What the task requires: Leaving out the pictures, retype all the material exactly.

Information shown:
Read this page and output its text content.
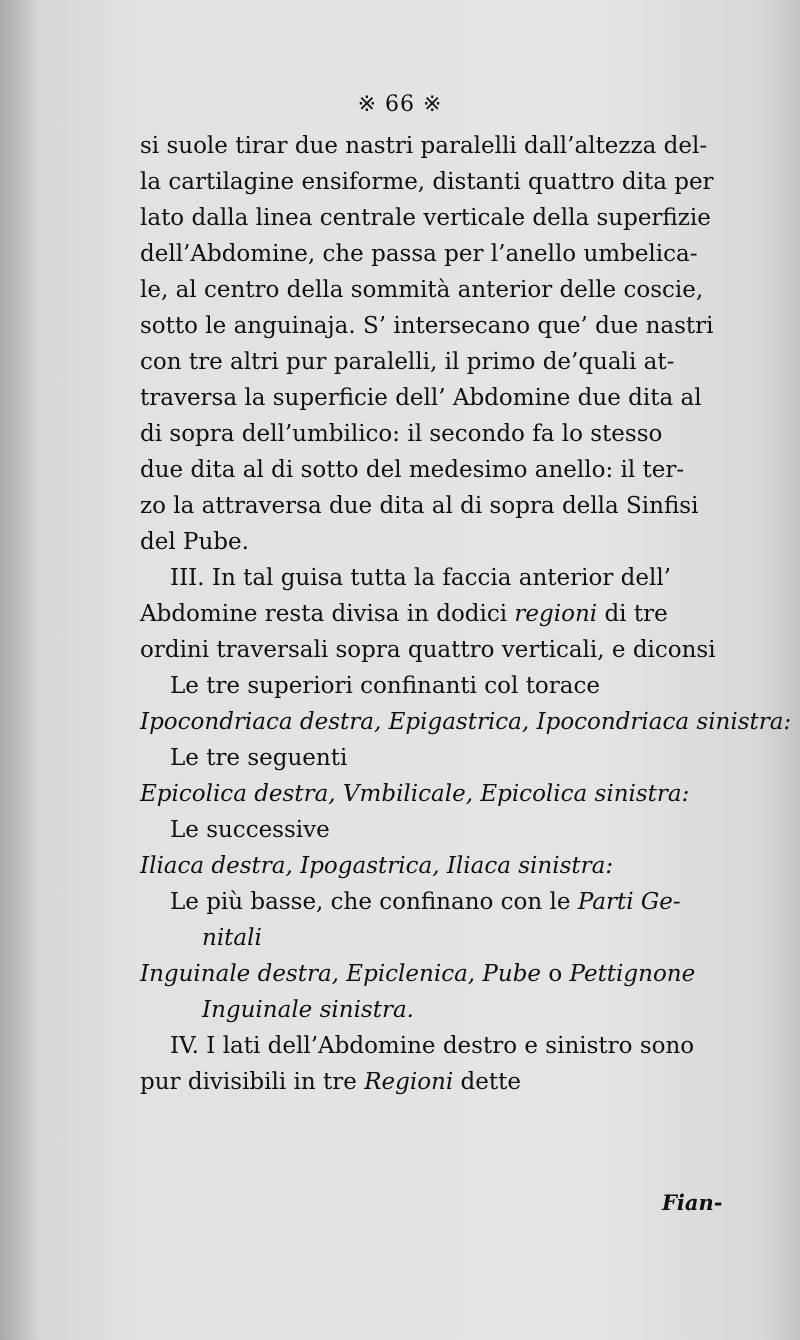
※ 66 ※
si suole tirar due nastri paralelli dall’altezza del-
la cartilagine ensiforme, distanti quattro dita per
lato dalla linea centrale verticale della superfizie
dell’Abdomine, che passa per l’anello umbelica-
le, al centro della sommità anterior delle coscie,
sotto le anguinaja. S’ intersecano que’ due nastri
con tre altri pur paralelli, il primo de’quali at-
traversa la superficie dell’ Abdomine due dita al
di sopra dell’umbilico: il secondo fa lo stesso
due dita al di sotto del medesimo anello: il ter-
zo la attraversa due dita al di sopra della Sinfisi
del Pube.
III. In tal guisa tutta la faccia anterior dell’
Abdomine resta divisa in dodici regioni di tre
ordini traversali sopra quattro verticali, e diconsi
Le tre superiori confinanti col torace
Ipocondriaca destra, Epigastrica, Ipocondriaca sinistra:
Le tre seguenti
Epicolica destra, Vmbilicale, Epicolica sinistra:
Le successive
Iliaca destra, Ipogastrica, Iliaca sinistra:
Le più basse, che confinano con le Parti Ge-
nitali
Inguinale destra, Epiclenica, Pube o Pettignone
Inguinale sinistra.
IV. I lati dell’Abdomine destro e sinistro sono
pur divisibili in tre Regioni dette
Fian-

Task result:
Read this page and output its text content.
※ 66 ※
si suole tirar due nastri paralelli dall’altezza del-
la cartilagine ensiforme, distanti quattro dita per
lato dalla linea centrale verticale della superfizie
dell’Abdomine, che passa per l’anello umbelica-
le, al centro della sommità anterior delle coscie,
sotto le anguinaja. S’ intersecano que’ due nastri
con tre altri pur paralelli, il primo de’quali at-
traversa la superficie dell’ Abdomine due dita al
di sopra dell’umbilico: il secondo fa lo stesso
due dita al di sotto del medesimo anello: il ter-
zo la attraversa due dita al di sopra della Sinfisi
del Pube.
III. In tal guisa tutta la faccia anterior dell’
Abdomine resta divisa in dodici regioni di tre
ordini traversali sopra quattro verticali, e diconsi
Le tre superiori confinanti col torace
Ipocondriaca destra, Epigastrica, Ipocondriaca sinistra:
Le tre seguenti
Epicolica destra, Vmbilicale, Epicolica sinistra:
Le successive
Iliaca destra, Ipogastrica, Iliaca sinistra:
Le più basse, che confinano con le Parti Ge-
nitali
Inguinale destra, Epiclenica, Pube o Pettignone
Inguinale sinistra.
IV. I lati dell’Abdomine destro e sinistro sono
pur divisibili in tre Regioni dette
Fian-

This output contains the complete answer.